▸ **Exercise instructions**
Count every line of the material that holds the string "xlabel". Respond with the total only.

Figure dataset records
§

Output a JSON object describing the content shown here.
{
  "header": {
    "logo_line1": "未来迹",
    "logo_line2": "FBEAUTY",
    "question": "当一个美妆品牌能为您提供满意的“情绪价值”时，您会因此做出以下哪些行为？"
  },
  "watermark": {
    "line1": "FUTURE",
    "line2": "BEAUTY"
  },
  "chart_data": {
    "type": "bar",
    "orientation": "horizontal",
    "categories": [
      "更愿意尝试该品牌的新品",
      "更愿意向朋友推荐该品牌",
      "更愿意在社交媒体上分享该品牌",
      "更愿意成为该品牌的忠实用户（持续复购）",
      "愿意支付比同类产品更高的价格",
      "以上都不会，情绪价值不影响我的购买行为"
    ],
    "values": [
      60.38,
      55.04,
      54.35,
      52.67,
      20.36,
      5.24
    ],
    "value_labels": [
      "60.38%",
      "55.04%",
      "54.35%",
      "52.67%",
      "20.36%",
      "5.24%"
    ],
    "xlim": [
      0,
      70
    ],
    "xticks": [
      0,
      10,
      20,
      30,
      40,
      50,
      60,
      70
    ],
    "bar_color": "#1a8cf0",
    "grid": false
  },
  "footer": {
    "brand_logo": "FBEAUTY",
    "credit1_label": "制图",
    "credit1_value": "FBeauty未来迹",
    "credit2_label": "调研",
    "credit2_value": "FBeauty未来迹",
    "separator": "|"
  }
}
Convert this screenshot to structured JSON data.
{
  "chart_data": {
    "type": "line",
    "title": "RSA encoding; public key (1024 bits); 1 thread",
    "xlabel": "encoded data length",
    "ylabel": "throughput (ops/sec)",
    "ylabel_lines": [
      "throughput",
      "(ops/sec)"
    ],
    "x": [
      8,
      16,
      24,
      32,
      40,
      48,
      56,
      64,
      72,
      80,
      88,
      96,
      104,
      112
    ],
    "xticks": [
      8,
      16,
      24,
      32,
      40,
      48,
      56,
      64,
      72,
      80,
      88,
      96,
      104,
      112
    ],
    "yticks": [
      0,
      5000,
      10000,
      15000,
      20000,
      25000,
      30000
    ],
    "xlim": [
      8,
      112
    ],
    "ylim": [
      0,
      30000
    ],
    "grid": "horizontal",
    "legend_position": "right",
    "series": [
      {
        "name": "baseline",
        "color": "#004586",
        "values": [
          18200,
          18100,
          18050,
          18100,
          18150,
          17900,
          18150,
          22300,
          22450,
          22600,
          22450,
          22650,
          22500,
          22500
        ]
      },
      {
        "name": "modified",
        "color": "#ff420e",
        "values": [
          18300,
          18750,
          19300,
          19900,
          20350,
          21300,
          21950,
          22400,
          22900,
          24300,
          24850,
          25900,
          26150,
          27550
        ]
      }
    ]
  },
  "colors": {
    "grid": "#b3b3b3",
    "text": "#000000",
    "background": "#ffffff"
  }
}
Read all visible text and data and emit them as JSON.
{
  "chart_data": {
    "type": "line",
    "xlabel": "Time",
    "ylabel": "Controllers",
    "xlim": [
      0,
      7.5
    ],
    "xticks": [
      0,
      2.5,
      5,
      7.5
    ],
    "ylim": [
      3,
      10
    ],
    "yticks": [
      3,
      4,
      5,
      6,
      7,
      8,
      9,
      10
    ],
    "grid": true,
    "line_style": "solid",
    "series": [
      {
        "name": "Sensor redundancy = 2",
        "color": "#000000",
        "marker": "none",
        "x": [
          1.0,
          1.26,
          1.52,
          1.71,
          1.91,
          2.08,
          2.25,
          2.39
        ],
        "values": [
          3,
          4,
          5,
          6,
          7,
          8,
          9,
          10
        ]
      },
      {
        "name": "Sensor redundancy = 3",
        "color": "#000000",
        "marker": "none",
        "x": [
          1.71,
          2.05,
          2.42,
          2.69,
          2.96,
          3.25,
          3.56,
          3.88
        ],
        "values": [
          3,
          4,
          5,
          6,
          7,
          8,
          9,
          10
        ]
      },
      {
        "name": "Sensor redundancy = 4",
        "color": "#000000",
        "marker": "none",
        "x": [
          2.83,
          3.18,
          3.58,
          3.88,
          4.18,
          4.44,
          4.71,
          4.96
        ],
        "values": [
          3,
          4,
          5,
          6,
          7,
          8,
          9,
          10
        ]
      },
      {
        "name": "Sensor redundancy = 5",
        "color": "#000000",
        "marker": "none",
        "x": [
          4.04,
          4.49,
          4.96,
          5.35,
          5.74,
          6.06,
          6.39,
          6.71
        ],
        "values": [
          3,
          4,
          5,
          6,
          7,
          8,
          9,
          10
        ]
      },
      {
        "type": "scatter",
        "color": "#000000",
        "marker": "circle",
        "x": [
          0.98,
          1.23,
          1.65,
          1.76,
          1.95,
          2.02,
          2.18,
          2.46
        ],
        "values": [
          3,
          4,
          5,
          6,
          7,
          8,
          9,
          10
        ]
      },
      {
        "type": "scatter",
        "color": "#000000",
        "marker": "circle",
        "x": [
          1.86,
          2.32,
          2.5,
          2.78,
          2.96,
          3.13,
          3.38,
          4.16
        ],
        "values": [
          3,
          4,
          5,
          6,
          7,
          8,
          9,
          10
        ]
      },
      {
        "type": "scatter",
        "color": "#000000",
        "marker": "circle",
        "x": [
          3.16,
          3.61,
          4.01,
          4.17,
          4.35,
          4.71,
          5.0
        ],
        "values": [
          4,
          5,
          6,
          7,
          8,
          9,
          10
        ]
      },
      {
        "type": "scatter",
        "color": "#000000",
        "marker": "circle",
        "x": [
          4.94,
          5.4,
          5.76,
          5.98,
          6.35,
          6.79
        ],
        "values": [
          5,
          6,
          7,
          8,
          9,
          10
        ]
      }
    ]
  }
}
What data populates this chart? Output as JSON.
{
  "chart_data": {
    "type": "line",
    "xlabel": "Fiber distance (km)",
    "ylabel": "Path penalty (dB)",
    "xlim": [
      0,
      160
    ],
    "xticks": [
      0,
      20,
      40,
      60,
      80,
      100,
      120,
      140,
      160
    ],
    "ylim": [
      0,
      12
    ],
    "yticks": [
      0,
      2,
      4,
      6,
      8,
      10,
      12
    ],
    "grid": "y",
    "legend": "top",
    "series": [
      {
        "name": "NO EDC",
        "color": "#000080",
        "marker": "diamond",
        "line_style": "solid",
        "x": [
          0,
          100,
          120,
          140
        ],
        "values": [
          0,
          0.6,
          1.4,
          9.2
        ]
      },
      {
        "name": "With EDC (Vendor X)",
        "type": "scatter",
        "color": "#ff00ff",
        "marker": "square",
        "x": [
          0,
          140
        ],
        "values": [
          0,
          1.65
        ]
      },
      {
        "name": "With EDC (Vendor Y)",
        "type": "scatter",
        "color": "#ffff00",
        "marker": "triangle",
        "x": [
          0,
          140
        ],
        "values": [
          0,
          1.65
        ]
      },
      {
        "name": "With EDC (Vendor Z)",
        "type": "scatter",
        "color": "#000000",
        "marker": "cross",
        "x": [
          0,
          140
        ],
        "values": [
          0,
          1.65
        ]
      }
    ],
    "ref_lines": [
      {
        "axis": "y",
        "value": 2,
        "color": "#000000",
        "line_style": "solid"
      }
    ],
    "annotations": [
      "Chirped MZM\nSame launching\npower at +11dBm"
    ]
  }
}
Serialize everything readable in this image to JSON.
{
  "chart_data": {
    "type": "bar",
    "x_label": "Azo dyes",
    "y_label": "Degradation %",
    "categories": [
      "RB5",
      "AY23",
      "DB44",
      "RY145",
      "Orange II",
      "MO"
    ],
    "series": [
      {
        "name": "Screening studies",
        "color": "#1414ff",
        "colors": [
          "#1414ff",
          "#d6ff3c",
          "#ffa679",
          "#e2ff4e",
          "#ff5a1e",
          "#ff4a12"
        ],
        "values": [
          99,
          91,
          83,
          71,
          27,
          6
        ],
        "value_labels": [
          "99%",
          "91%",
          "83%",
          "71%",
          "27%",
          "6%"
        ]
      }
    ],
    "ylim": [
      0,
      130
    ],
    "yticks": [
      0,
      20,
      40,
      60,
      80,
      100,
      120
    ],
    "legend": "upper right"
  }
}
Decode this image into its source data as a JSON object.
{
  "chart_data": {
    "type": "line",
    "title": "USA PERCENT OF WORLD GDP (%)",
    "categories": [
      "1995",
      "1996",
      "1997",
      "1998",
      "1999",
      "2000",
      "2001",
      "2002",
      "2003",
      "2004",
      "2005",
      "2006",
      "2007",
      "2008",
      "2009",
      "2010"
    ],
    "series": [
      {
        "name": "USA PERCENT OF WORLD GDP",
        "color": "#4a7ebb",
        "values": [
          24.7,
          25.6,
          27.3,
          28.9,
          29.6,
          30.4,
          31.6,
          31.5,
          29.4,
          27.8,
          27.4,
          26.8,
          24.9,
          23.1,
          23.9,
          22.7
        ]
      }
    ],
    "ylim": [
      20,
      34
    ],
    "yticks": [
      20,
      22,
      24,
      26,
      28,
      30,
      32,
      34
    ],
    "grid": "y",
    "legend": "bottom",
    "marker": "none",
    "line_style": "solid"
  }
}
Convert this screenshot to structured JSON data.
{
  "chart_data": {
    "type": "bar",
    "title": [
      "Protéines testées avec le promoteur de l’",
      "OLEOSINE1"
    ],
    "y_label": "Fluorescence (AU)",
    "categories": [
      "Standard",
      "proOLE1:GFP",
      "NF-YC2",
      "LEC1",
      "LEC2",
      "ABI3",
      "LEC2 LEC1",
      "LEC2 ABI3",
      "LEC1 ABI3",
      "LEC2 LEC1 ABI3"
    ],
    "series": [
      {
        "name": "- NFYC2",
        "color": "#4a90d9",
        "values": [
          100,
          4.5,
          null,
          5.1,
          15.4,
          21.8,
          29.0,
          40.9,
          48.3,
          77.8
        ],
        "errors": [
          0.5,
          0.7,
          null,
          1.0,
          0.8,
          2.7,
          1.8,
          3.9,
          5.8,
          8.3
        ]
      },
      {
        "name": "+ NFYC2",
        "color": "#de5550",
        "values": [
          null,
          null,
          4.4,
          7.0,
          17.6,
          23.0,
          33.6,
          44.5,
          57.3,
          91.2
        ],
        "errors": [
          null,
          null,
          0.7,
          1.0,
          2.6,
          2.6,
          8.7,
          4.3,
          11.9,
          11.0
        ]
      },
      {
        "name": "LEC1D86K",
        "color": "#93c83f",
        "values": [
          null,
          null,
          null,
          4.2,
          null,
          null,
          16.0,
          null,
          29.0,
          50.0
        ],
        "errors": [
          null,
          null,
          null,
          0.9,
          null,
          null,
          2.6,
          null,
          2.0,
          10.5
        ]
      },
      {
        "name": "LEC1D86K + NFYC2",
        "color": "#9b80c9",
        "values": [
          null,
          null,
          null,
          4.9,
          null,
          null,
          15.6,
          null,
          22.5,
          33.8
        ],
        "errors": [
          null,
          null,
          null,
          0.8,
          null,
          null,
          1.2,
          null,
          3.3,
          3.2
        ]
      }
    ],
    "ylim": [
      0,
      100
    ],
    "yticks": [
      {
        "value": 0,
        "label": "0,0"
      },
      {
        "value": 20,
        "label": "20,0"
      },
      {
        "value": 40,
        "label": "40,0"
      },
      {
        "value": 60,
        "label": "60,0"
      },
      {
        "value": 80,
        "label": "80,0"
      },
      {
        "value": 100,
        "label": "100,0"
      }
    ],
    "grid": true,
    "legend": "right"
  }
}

§

▸ **Solution below**
3